■ Entries shown
######
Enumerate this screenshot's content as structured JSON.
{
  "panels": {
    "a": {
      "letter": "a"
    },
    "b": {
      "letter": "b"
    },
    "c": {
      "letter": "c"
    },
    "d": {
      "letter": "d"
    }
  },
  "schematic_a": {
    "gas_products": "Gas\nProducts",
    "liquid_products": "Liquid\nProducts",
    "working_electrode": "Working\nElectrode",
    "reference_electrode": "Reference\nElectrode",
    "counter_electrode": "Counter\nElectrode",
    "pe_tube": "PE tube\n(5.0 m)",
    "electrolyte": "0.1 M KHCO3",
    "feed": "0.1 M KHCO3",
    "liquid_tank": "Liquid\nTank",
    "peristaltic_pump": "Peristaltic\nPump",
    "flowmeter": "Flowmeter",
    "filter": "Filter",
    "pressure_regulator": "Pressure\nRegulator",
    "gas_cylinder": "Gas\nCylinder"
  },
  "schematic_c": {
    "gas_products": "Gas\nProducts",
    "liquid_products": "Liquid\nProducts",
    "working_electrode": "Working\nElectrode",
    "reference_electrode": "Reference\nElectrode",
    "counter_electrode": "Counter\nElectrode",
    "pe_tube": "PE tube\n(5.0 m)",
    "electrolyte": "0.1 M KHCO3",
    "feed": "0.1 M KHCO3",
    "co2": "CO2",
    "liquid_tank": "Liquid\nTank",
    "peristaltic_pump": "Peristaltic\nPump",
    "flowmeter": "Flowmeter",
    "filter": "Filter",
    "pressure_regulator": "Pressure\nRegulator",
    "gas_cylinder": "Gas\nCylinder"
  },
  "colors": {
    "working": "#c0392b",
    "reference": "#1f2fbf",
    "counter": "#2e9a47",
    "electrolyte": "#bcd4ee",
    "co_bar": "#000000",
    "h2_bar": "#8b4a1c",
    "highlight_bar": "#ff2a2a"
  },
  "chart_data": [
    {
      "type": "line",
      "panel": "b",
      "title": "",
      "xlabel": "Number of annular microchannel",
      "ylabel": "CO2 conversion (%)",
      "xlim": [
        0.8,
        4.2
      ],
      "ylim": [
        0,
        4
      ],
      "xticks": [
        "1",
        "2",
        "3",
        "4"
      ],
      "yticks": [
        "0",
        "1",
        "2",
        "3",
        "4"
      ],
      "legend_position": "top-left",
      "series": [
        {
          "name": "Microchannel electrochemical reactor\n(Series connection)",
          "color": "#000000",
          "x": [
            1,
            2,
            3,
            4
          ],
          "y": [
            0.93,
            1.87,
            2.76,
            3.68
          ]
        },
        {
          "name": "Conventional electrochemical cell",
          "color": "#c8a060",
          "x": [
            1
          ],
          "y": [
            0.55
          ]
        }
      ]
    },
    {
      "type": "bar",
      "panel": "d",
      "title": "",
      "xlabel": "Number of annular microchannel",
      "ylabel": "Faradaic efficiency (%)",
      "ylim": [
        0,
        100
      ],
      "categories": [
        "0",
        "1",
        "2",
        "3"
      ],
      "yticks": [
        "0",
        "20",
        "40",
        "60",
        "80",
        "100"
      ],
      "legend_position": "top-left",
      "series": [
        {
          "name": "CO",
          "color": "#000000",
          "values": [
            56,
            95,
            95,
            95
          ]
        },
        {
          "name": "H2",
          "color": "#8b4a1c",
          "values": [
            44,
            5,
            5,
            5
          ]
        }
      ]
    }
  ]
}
######
■ Task
Repeat the entries shown above, every one, word for word.

■ Task result
Enumerate this screenshot's content as structured JSON.
{
  "panels": {
    "a": {
      "letter": "a"
    },
    "b": {
      "letter": "b"
    },
    "c": {
      "letter": "c"
    },
    "d": {
      "letter": "d"
    }
  },
  "schematic_a": {
    "gas_products": "Gas\nProducts",
    "liquid_products": "Liquid\nProducts",
    "working_electrode": "Working\nElectrode",
    "reference_electrode": "Reference\nElectrode",
    "counter_electrode": "Counter\nElectrode",
    "pe_tube": "PE tube\n(5.0 m)",
    "electrolyte": "0.1 M KHCO3",
    "feed": "0.1 M KHCO3",
    "liquid_tank": "Liquid\nTank",
    "peristaltic_pump": "Peristaltic\nPump",
    "flowmeter": "Flowmeter",
    "filter": "Filter",
    "pressure_regulator": "Pressure\nRegulator",
    "gas_cylinder": "Gas\nCylinder"
  },
  "schematic_c": {
    "gas_products": "Gas\nProducts",
    "liquid_products": "Liquid\nProducts",
    "working_electrode": "Working\nElectrode",
    "reference_electrode": "Reference\nElectrode",
    "counter_electrode": "Counter\nElectrode",
    "pe_tube": "PE tube\n(5.0 m)",
    "electrolyte": "0.1 M KHCO3",
    "feed": "0.1 M KHCO3",
    "co2": "CO2",
    "liquid_tank": "Liquid\nTank",
    "peristaltic_pump": "Peristaltic\nPump",
    "flowmeter": "Flowmeter",
    "filter": "Filter",
    "pressure_regulator": "Pressure\nRegulator",
    "gas_cylinder": "Gas\nCylinder"
  },
  "colors": {
    "working": "#c0392b",
    "reference": "#1f2fbf",
    "counter": "#2e9a47",
    "electrolyte": "#bcd4ee",
    "co_bar": "#000000",
    "h2_bar": "#8b4a1c",
    "highlight_bar": "#ff2a2a"
  },
  "chart_data": [
    {
      "type": "line",
      "panel": "b",
      "title": "",
      "xlabel": "Number of annular microchannel",
      "ylabel": "CO2 conversion (%)",
      "xlim": [
        0.8,
        4.2
      ],
      "ylim": [
        0,
        4
      ],
      "xticks": [
        "1",
        "2",
        "3",
        "4"
      ],
      "yticks": [
        "0",
        "1",
        "2",
        "3",
        "4"
      ],
      "legend_position": "top-left",
      "series": [
        {
          "name": "Microchannel electrochemical reactor\n(Series connection)",
          "color": "#000000",
          "x": [
            1,
            2,
            3,
            4
          ],
          "y": [
            0.93,
            1.87,
            2.76,
            3.68
          ]
        },
        {
          "name": "Conventional electrochemical cell",
          "color": "#c8a060",
          "x": [
            1
          ],
          "y": [
            0.55
          ]
        }
      ]
    },
    {
      "type": "bar",
      "panel": "d",
      "title": "",
      "xlabel": "Number of annular microchannel",
      "ylabel": "Faradaic efficiency (%)",
      "ylim": [
        0,
        100
      ],
      "categories": [
        "0",
        "1",
        "2",
        "3"
      ],
      "yticks": [
        "0",
        "20",
        "40",
        "60",
        "80",
        "100"
      ],
      "legend_position": "top-left",
      "series": [
        {
          "name": "CO",
          "color": "#000000",
          "values": [
            56,
            95,
            95,
            95
          ]
        },
        {
          "name": "H2",
          "color": "#8b4a1c",
          "values": [
            44,
            5,
            5,
            5
          ]
        }
      ]
    }
  ]
}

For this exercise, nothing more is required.